Exercise task 1: According to the article on Peabody College's global partnerships, how many air miles did Patrick Schuermann log in the first two years of the Abu Dhabi project?
Exercise task 2: Extend the article on Peabody College's global partnerships, picking up right after its final paragraph.

Text section:
Peabody’s global partnerships reach the four corners of the earthby Lisa A. Dubois | Fall 2013, Fall 2013, Features | One Comment | |
In a fragmented world, education can build bridges across oceans, mountains and deserts; it can draw connections between cultures that seemingly have little in common; and it can break the knots of tightly bound prejudices through shared experiences and mutual concerns. For these reasons, Vanderbilt’s Peabody College of education and human development has embarked on a journey of robust international exchange.
For more than a decade, Peabody faculty members have been crisscrossing the globe to study and teach best educational practices. They have invested in programs to bring teachers and education leaders from other countries to the Vanderbilt campus to investigate and learn new teaching techniques and models for school leadership. And they have collaborated with education researchers abroad to craft and compare solutions to the most impregnable problems facing schools today.
“We are living in a global society, and education and human development are global issues,” Camilla Benbow, Patricia and Rodes Hart Dean of Education and Human Development, said. “It used to be that educators were focused on a region or a nation, but now there are no boundaries. We see our international efforts as an opportunity to learn, collaborate and work together. We can learn from what other nations are doing well and they can learn from us.”
Many Peabody faculty members have been working on projects or initiatives that have an international component—from East Tennessee all the way to the Middle East.
Ventures in Abu Dhabi
One of the most striking examples of Peabody’s global reach is a project, now in its third year, in which Peabody is helping improve teaching and education leadership in Abu Dhabi, the oil-rich capital of the United Arab Emirates. Driven by the nation’s top leadership, Abu Dhabi’s education system is being reformed to support the knowledge-based economy needed in its future. A few years ago, Abu Dhabi officials approached Peabody to develop leadership training pipeline programs as well as training programs for preschool, special education and elementary school teachers.
“Education leaders in Abu Dhabi know the oil economy will eventually run out or be replaced by alternative energy sources, so they are trying to build new industries like aerospace or microchip technology, and to do that successfully they need a 21st century workforce,” Benbow explained. “We are helping them make their education system more effective by developing leadership capacity and by helping schools move toward strategies that encourage problem solving and critical thinking.”
Patrick Schuermann, research assistant professor of educational leadership and public policy, directs the Vanderbilt Abu Dhabi Leadership Development Project. Because the project requires a deep understanding of the real-life practices of principals and vice principals and had to be developed within the context of a modern Middle Eastern society, Schuermann traveled regularly between the United States and Abu Dhabi for the first two years of the project, logging more than 500,000 air miles. He would spend one week in Abu Dhabi facilitating group learning sessions among principals and vice principals, then fly back to Nashville to meet with an education team at Vanderbilt to strategize. A week later, he would return to Abu Dhabi to share new lesson plans and other materials.
“The reason we did it that way rather than planning out the entire curriculum in advance was because we wanted to stay responsive to the challenges that the Abu Dhabi principals were facing in real time,” Schuermann said. “We wanted to build resources that could be used within a specific context and pull resources to help them immediately tackle these challenges, adjusting the program to suit their needs as we went along.”

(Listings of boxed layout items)

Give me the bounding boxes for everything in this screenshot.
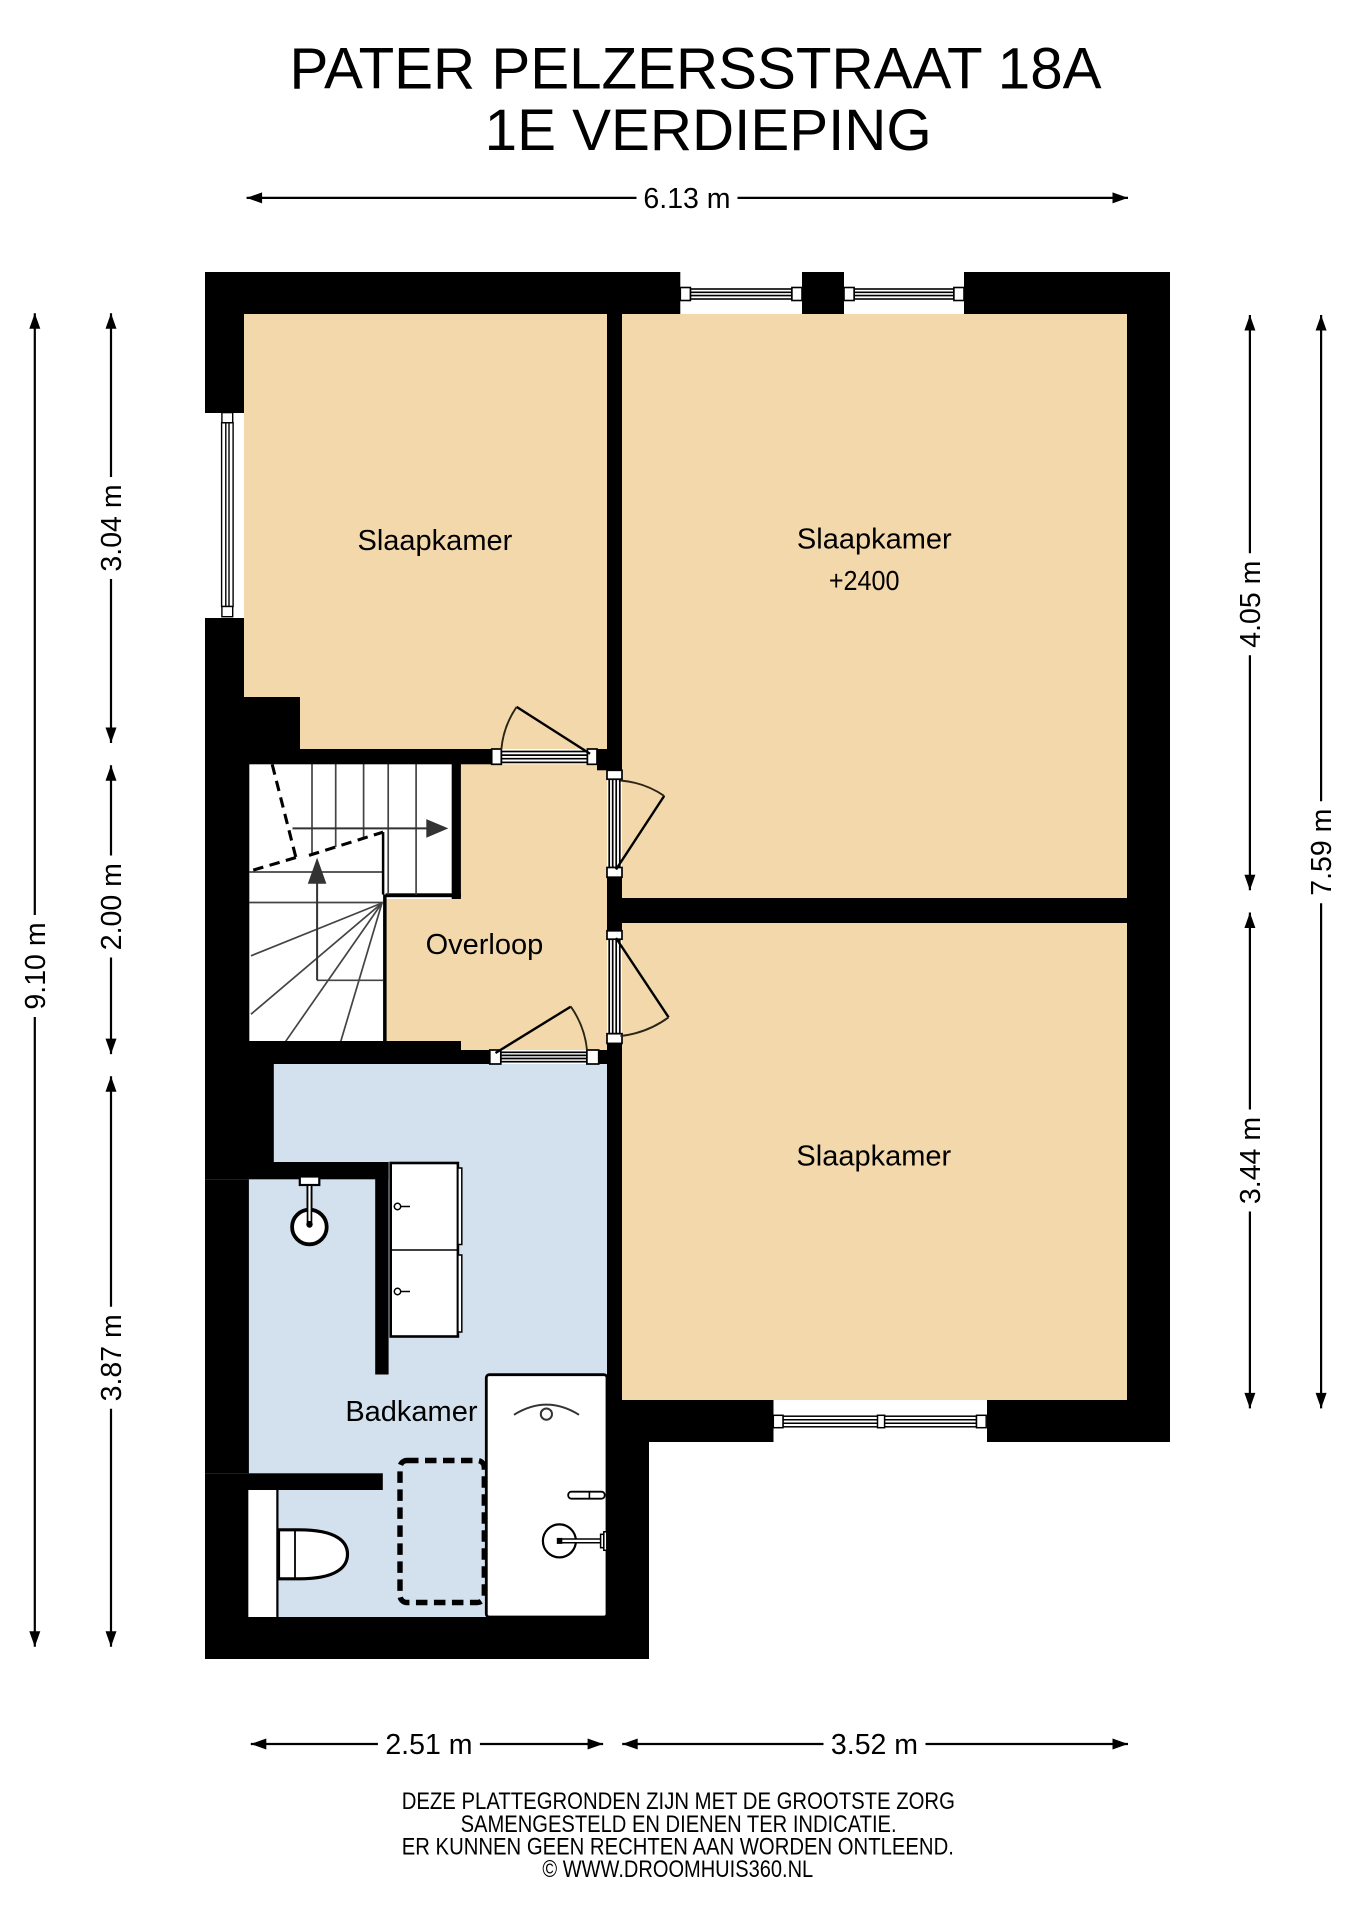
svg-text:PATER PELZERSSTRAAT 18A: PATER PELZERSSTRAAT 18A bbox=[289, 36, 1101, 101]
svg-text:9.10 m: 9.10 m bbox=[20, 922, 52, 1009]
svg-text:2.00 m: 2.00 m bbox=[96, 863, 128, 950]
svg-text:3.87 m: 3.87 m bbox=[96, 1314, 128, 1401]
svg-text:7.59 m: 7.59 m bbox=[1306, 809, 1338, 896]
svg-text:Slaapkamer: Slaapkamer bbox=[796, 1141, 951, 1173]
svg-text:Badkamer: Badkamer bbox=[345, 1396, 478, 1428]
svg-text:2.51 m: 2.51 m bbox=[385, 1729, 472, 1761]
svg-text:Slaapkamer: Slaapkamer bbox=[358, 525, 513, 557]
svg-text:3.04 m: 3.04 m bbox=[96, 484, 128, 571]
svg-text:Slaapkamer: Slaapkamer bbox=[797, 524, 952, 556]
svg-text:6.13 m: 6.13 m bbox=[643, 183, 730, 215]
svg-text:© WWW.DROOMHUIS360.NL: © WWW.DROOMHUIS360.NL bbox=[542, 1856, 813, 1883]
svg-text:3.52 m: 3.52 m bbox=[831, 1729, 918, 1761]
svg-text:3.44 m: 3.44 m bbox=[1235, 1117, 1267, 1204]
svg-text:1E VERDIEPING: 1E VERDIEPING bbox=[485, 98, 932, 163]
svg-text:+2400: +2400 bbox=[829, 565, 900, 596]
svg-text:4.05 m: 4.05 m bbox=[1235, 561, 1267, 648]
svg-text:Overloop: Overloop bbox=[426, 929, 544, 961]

Reply 1: More than 500,000 air miles.

Reply 2:
The cultivation of international ties is not a one-sided investment. The partnerships yield an important benefit to Peabody faculty: the chance to expand their lines of research beyond the United States, to test the applicability of their models in other countries and to learn from effective practitioners around the world.
Peabody’s learning support and coaching model for improving and developing leadership capacity are expanding from an initial cohort of 18 Abu Dhabi schools to include a specialized leadership development program for a newly identified group of aspiring school leaders.
“By refining and applying this tool in a new setting and a different culture, we are coming to understand how to coach leaders to work with teachers when teachers are new to the profession and when teachers have less formal training than they have in the U.S.,” said Ellen Goldring, Patricia and Rodes Hart Professor and chair of the Department of Leadership, Policy and Organizations. “This is helping us think about some universal problems which we’ve been able to see in the Abu Dhabi context.”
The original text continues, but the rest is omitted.